Lines containing the word "content" should be extracted in full.
>>
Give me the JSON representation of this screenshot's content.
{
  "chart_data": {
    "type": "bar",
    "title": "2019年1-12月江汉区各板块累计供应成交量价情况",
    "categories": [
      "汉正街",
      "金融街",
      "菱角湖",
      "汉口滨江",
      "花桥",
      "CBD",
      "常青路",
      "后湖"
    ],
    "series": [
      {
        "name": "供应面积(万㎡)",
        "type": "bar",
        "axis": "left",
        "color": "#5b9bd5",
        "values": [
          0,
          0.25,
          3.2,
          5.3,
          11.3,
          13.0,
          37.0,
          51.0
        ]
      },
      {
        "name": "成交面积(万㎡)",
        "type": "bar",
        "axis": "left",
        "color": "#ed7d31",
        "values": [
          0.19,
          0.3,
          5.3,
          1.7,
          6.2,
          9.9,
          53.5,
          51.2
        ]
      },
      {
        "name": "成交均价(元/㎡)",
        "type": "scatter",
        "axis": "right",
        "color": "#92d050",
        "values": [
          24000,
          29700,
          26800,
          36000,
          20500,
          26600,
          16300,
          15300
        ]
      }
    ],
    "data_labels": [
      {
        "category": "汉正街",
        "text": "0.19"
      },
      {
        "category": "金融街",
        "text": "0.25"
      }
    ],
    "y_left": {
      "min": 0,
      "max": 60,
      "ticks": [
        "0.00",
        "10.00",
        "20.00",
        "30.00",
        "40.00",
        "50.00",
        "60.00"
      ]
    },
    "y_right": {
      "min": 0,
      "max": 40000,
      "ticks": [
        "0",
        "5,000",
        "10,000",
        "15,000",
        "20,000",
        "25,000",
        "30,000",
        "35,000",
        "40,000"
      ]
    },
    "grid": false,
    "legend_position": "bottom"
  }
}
<<
>>
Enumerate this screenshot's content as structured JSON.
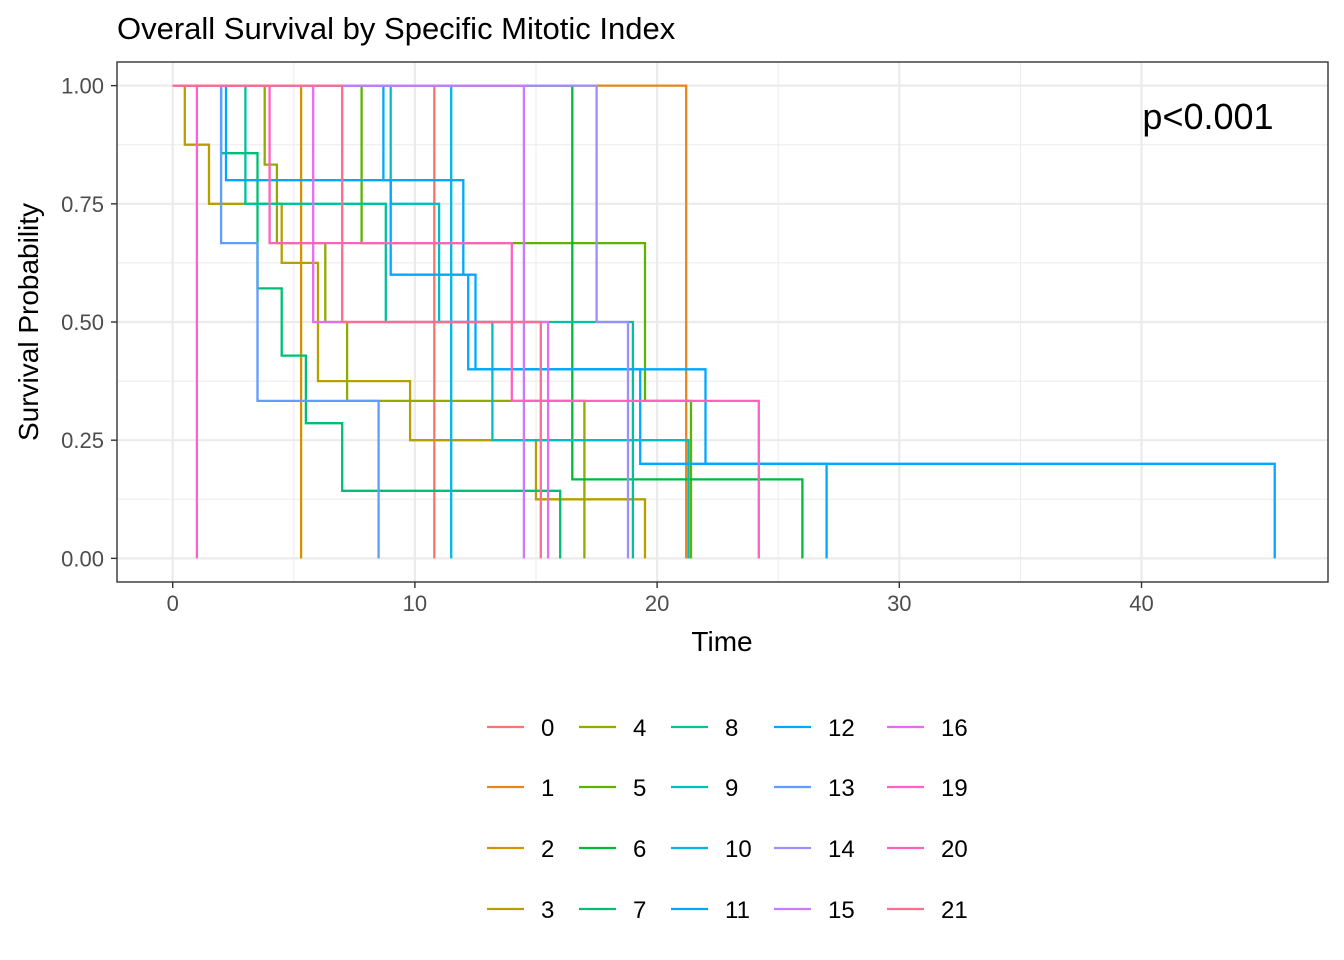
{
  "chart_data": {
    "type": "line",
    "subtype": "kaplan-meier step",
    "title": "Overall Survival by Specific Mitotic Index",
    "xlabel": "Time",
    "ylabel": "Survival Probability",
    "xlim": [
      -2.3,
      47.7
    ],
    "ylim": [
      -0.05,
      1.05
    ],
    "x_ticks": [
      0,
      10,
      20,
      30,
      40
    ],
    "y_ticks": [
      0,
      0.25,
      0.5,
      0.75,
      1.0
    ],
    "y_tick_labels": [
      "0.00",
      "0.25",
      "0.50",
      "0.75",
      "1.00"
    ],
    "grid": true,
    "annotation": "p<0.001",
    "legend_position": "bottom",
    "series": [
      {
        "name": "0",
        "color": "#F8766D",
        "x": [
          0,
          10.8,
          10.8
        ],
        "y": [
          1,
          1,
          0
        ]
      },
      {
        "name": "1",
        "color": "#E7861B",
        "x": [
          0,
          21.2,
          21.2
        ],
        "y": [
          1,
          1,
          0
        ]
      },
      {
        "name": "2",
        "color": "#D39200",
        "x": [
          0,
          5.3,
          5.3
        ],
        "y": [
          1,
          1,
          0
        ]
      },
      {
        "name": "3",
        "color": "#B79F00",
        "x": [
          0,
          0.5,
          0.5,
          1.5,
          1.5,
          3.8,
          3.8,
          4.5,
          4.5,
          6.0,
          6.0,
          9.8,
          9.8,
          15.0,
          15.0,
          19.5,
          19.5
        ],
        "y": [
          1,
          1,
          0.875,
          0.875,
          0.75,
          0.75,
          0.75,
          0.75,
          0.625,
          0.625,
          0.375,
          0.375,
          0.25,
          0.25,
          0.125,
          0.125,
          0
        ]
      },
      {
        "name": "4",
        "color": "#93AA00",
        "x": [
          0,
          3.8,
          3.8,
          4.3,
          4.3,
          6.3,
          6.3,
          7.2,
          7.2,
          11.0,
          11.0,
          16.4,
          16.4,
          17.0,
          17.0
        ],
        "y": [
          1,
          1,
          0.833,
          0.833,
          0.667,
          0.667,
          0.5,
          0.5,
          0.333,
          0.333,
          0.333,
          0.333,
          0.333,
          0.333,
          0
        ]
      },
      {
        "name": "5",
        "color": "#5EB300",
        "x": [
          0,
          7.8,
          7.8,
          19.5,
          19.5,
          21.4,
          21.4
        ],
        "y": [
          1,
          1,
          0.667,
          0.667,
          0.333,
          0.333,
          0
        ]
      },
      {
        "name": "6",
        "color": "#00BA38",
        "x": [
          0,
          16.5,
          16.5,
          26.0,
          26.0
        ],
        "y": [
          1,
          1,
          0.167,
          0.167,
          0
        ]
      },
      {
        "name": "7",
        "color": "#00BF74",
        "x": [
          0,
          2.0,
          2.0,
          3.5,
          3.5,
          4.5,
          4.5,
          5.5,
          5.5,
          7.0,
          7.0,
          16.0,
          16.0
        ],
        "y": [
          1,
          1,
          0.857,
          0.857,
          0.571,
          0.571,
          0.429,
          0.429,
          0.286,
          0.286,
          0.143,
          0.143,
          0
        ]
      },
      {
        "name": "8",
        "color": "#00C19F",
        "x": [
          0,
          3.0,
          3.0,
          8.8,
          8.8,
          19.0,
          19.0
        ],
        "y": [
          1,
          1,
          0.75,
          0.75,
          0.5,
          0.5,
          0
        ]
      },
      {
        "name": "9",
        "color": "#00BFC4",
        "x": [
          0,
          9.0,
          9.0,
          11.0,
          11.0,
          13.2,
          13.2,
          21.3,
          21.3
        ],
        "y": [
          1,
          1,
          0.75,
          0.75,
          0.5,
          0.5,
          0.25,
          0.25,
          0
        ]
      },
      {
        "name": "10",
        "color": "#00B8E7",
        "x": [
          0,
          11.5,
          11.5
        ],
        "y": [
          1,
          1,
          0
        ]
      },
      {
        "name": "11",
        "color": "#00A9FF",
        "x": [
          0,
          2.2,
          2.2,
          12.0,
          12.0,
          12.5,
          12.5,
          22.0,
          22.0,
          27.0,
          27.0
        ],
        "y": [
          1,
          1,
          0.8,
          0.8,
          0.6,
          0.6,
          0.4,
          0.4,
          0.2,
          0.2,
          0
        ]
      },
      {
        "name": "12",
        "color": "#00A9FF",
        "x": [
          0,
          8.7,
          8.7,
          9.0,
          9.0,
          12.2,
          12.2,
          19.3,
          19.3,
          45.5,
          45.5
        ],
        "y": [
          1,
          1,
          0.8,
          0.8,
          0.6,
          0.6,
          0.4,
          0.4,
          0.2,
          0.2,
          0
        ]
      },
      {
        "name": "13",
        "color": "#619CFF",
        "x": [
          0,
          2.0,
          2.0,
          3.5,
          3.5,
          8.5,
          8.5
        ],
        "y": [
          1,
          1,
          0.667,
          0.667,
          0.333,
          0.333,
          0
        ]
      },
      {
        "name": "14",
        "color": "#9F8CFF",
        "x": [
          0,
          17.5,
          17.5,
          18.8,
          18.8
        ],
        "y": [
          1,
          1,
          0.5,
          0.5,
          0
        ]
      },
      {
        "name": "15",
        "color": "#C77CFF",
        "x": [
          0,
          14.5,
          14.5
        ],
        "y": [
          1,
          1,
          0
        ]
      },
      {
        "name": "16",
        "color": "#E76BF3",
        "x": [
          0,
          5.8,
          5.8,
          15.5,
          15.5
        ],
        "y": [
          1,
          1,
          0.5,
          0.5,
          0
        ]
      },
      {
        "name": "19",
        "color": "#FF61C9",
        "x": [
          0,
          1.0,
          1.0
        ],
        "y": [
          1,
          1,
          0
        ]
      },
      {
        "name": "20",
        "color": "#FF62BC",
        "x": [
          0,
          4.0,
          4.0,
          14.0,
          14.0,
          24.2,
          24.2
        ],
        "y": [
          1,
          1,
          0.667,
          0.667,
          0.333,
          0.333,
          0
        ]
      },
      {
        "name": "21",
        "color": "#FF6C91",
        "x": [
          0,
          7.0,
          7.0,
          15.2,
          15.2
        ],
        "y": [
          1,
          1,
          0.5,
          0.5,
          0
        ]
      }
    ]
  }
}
<<
▶ [Full output]:
Give me the JSON representation of this screenshot's content.
Enumerate this screenshot's content as structured JSON.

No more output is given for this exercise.